▶ [LISTE DES ENTRÉES]:

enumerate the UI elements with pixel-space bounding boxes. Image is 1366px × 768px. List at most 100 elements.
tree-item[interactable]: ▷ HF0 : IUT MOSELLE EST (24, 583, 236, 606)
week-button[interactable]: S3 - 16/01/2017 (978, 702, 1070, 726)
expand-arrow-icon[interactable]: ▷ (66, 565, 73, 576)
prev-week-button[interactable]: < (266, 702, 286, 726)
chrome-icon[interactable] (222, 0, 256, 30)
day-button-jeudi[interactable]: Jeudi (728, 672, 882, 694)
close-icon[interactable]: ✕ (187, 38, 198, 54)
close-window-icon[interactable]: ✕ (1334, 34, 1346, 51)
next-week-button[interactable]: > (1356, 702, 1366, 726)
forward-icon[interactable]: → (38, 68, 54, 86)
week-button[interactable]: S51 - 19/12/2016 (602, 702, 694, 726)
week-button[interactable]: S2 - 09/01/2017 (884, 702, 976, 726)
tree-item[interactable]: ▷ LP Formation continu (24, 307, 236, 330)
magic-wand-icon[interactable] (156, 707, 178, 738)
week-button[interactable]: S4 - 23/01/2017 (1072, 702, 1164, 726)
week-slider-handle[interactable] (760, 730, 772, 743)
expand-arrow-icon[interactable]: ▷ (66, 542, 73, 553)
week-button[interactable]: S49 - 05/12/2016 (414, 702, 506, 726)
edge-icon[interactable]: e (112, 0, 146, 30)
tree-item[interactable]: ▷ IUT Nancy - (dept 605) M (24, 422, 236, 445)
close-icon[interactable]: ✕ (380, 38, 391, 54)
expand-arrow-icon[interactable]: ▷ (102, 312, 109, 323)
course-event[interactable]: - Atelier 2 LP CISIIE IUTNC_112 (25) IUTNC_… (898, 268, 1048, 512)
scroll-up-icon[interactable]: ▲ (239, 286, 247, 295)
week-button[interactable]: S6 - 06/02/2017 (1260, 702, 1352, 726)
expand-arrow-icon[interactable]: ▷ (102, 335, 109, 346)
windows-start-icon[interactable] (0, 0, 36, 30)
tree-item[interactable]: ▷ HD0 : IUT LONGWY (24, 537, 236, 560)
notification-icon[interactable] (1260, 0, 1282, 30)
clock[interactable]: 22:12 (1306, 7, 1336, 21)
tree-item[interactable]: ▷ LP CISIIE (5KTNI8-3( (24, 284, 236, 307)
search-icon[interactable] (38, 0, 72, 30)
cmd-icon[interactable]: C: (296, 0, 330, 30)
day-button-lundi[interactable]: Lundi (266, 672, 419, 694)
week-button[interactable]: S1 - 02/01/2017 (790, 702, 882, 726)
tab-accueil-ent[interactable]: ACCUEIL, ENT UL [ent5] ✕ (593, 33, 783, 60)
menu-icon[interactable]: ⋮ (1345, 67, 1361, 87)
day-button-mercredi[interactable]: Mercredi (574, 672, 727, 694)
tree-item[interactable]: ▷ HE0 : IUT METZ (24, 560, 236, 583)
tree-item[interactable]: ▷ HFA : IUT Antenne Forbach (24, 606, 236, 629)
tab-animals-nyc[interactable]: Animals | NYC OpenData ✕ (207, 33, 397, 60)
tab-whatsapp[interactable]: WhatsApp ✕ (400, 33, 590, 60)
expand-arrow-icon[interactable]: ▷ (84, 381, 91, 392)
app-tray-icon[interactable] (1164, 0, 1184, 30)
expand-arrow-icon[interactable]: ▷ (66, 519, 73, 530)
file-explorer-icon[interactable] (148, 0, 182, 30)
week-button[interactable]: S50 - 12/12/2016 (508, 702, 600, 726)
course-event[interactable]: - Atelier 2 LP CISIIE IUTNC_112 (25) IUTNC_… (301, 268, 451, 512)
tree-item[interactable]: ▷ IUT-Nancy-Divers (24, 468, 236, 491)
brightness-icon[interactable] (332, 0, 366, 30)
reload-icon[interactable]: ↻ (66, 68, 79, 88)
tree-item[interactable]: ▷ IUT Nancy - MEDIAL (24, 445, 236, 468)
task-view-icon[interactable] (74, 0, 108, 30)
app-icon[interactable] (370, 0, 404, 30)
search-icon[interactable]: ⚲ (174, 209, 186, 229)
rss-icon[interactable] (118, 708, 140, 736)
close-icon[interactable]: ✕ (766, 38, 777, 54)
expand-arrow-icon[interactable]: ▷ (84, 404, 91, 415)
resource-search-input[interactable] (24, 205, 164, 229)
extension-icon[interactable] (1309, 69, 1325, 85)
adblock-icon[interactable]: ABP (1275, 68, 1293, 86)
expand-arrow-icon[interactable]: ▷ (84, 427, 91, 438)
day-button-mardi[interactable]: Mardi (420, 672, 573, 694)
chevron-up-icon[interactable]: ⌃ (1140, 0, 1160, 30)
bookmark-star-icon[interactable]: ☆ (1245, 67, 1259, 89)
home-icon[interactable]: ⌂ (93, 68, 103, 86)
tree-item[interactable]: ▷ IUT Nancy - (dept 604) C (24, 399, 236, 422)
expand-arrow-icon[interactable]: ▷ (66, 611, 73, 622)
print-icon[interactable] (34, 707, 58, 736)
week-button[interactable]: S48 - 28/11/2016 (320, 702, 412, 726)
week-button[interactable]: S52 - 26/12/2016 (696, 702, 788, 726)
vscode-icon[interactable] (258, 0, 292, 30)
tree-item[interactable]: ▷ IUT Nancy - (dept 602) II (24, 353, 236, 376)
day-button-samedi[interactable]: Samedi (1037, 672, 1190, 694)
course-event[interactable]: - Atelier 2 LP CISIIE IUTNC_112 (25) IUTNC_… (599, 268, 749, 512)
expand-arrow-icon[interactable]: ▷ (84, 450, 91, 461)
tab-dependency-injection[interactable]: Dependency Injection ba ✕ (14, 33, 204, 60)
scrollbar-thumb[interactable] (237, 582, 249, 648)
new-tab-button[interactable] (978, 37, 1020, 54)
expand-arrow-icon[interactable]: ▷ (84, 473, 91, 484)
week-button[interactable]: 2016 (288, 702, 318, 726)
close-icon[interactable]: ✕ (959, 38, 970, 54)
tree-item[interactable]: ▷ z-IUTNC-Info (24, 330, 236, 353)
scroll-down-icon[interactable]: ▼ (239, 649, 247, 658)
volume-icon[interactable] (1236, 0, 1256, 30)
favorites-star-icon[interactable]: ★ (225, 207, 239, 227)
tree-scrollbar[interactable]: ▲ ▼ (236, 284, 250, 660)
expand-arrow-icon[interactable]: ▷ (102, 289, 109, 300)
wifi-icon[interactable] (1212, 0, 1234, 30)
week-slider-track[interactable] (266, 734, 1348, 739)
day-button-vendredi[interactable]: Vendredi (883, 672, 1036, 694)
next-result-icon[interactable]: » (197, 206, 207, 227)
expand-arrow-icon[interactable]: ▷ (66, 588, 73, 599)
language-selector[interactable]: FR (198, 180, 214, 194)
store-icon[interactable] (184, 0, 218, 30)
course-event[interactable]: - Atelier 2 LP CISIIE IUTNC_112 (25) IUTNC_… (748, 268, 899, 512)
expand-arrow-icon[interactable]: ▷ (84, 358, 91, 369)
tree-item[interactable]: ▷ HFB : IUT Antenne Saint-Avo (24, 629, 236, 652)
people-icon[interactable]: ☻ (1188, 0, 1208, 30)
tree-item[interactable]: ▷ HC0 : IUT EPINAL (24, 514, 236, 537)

▶ [EXERCICE]: Reproduisez à l'identique toutes les entrées ci-dessus, s'il vous plaît.

▶ [RÉSULTAT DE L'EXERCICE]:
enumerate the UI elements with pixel-space bounding boxes. Image is 1366px × 768px. List at most 100 elements.
tree-item[interactable]: ▷ HF0 : IUT MOSELLE EST (24, 583, 236, 606)
week-button[interactable]: S3 - 16/01/2017 (978, 702, 1070, 726)
expand-arrow-icon[interactable]: ▷ (66, 565, 73, 576)
prev-week-button[interactable]: < (266, 702, 286, 726)
chrome-icon[interactable] (222, 0, 256, 30)
day-button-jeudi[interactable]: Jeudi (728, 672, 882, 694)
close-icon[interactable]: ✕ (187, 38, 198, 54)
close-window-icon[interactable]: ✕ (1334, 34, 1346, 51)
next-week-button[interactable]: > (1356, 702, 1366, 726)
forward-icon[interactable]: → (38, 68, 54, 86)
week-button[interactable]: S51 - 19/12/2016 (602, 702, 694, 726)
week-button[interactable]: S2 - 09/01/2017 (884, 702, 976, 726)
tree-item[interactable]: ▷ LP Formation continu (24, 307, 236, 330)
magic-wand-icon[interactable] (156, 707, 178, 738)
week-button[interactable]: S4 - 23/01/2017 (1072, 702, 1164, 726)
week-slider-handle[interactable] (760, 730, 772, 743)
expand-arrow-icon[interactable]: ▷ (66, 542, 73, 553)
week-button[interactable]: S49 - 05/12/2016 (414, 702, 506, 726)
edge-icon[interactable]: e (112, 0, 146, 30)
tree-item[interactable]: ▷ IUT Nancy - (dept 605) M (24, 422, 236, 445)
close-icon[interactable]: ✕ (380, 38, 391, 54)
expand-arrow-icon[interactable]: ▷ (102, 312, 109, 323)
course-event[interactable]: - Atelier 2 LP CISIIE IUTNC_112 (25) IUTNC_… (898, 268, 1048, 512)
scroll-up-icon[interactable]: ▲ (239, 286, 247, 295)
week-button[interactable]: S6 - 06/02/2017 (1260, 702, 1352, 726)
expand-arrow-icon[interactable]: ▷ (102, 335, 109, 346)
windows-start-icon[interactable] (0, 0, 36, 30)
tree-item[interactable]: ▷ HD0 : IUT LONGWY (24, 537, 236, 560)
notification-icon[interactable] (1260, 0, 1282, 30)
clock[interactable]: 22:12 (1306, 7, 1336, 21)
tree-item[interactable]: ▷ LP CISIIE (5KTNI8-3( (24, 284, 236, 307)
search-icon[interactable] (38, 0, 72, 30)
cmd-icon[interactable]: C: (296, 0, 330, 30)
day-button-lundi[interactable]: Lundi (266, 672, 419, 694)
week-button[interactable]: S1 - 02/01/2017 (790, 702, 882, 726)
tab-accueil-ent[interactable]: ACCUEIL, ENT UL [ent5] ✕ (593, 33, 783, 60)
menu-icon[interactable]: ⋮ (1345, 67, 1361, 87)
day-button-mercredi[interactable]: Mercredi (574, 672, 727, 694)
tree-item[interactable]: ▷ HE0 : IUT METZ (24, 560, 236, 583)
tree-item[interactable]: ▷ HFA : IUT Antenne Forbach (24, 606, 236, 629)
tab-animals-nyc[interactable]: Animals | NYC OpenData ✕ (207, 33, 397, 60)
tab-whatsapp[interactable]: WhatsApp ✕ (400, 33, 590, 60)
expand-arrow-icon[interactable]: ▷ (84, 381, 91, 392)
app-tray-icon[interactable] (1164, 0, 1184, 30)
expand-arrow-icon[interactable]: ▷ (66, 519, 73, 530)
file-explorer-icon[interactable] (148, 0, 182, 30)
week-button[interactable]: S50 - 12/12/2016 (508, 702, 600, 726)
course-event[interactable]: - Atelier 2 LP CISIIE IUTNC_112 (25) IUTNC_… (301, 268, 451, 512)
tree-item[interactable]: ▷ IUT-Nancy-Divers (24, 468, 236, 491)
brightness-icon[interactable] (332, 0, 366, 30)
reload-icon[interactable]: ↻ (66, 68, 79, 88)
tree-item[interactable]: ▷ IUT Nancy - MEDIAL (24, 445, 236, 468)
task-view-icon[interactable] (74, 0, 108, 30)
app-icon[interactable] (370, 0, 404, 30)
search-icon[interactable]: ⚲ (174, 209, 186, 229)
rss-icon[interactable] (118, 708, 140, 736)
close-icon[interactable]: ✕ (766, 38, 777, 54)
expand-arrow-icon[interactable]: ▷ (84, 404, 91, 415)
resource-search-input[interactable] (24, 205, 164, 229)
extension-icon[interactable] (1309, 69, 1325, 85)
adblock-icon[interactable]: ABP (1275, 68, 1293, 86)
expand-arrow-icon[interactable]: ▷ (84, 427, 91, 438)
day-button-mardi[interactable]: Mardi (420, 672, 573, 694)
chevron-up-icon[interactable]: ⌃ (1140, 0, 1160, 30)
bookmark-star-icon[interactable]: ☆ (1245, 67, 1259, 89)
home-icon[interactable]: ⌂ (93, 68, 103, 86)
tree-item[interactable]: ▷ IUT Nancy - (dept 604) C (24, 399, 236, 422)
expand-arrow-icon[interactable]: ▷ (66, 611, 73, 622)
print-icon[interactable] (34, 707, 58, 736)
week-button[interactable]: S48 - 28/11/2016 (320, 702, 412, 726)
week-button[interactable]: S52 - 26/12/2016 (696, 702, 788, 726)
vscode-icon[interactable] (258, 0, 292, 30)
tree-item[interactable]: ▷ IUT Nancy - (dept 602) II (24, 353, 236, 376)
day-button-samedi[interactable]: Samedi (1037, 672, 1190, 694)
course-event[interactable]: - Atelier 2 LP CISIIE IUTNC_112 (25) IUTNC_… (599, 268, 749, 512)
expand-arrow-icon[interactable]: ▷ (84, 450, 91, 461)
tab-dependency-injection[interactable]: Dependency Injection ba ✕ (14, 33, 204, 60)
scrollbar-thumb[interactable] (237, 582, 249, 648)
new-tab-button[interactable] (978, 37, 1020, 54)
expand-arrow-icon[interactable]: ▷ (84, 473, 91, 484)
week-button[interactable]: 2016 (288, 702, 318, 726)
close-icon[interactable]: ✕ (959, 38, 970, 54)
tree-item[interactable]: ▷ z-IUTNC-Info (24, 330, 236, 353)
scroll-down-icon[interactable]: ▼ (239, 649, 247, 658)
volume-icon[interactable] (1236, 0, 1256, 30)
favorites-star-icon[interactable]: ★ (225, 207, 239, 227)
tree-scrollbar[interactable]: ▲ ▼ (236, 284, 250, 660)
expand-arrow-icon[interactable]: ▷ (102, 289, 109, 300)
wifi-icon[interactable] (1212, 0, 1234, 30)
week-slider-track[interactable] (266, 734, 1348, 739)
day-button-vendredi[interactable]: Vendredi (883, 672, 1036, 694)
next-result-icon[interactable]: » (197, 206, 207, 227)
expand-arrow-icon[interactable]: ▷ (66, 588, 73, 599)
language-selector[interactable]: FR (198, 180, 214, 194)
store-icon[interactable] (184, 0, 218, 30)
course-event[interactable]: - Atelier 2 LP CISIIE IUTNC_112 (25) IUTNC_… (748, 268, 899, 512)
expand-arrow-icon[interactable]: ▷ (84, 358, 91, 369)
tree-item[interactable]: ▷ HFB : IUT Antenne Saint-Avo (24, 629, 236, 652)
people-icon[interactable]: ☻ (1188, 0, 1208, 30)
tree-item[interactable]: ▷ HC0 : IUT EPINAL (24, 514, 236, 537)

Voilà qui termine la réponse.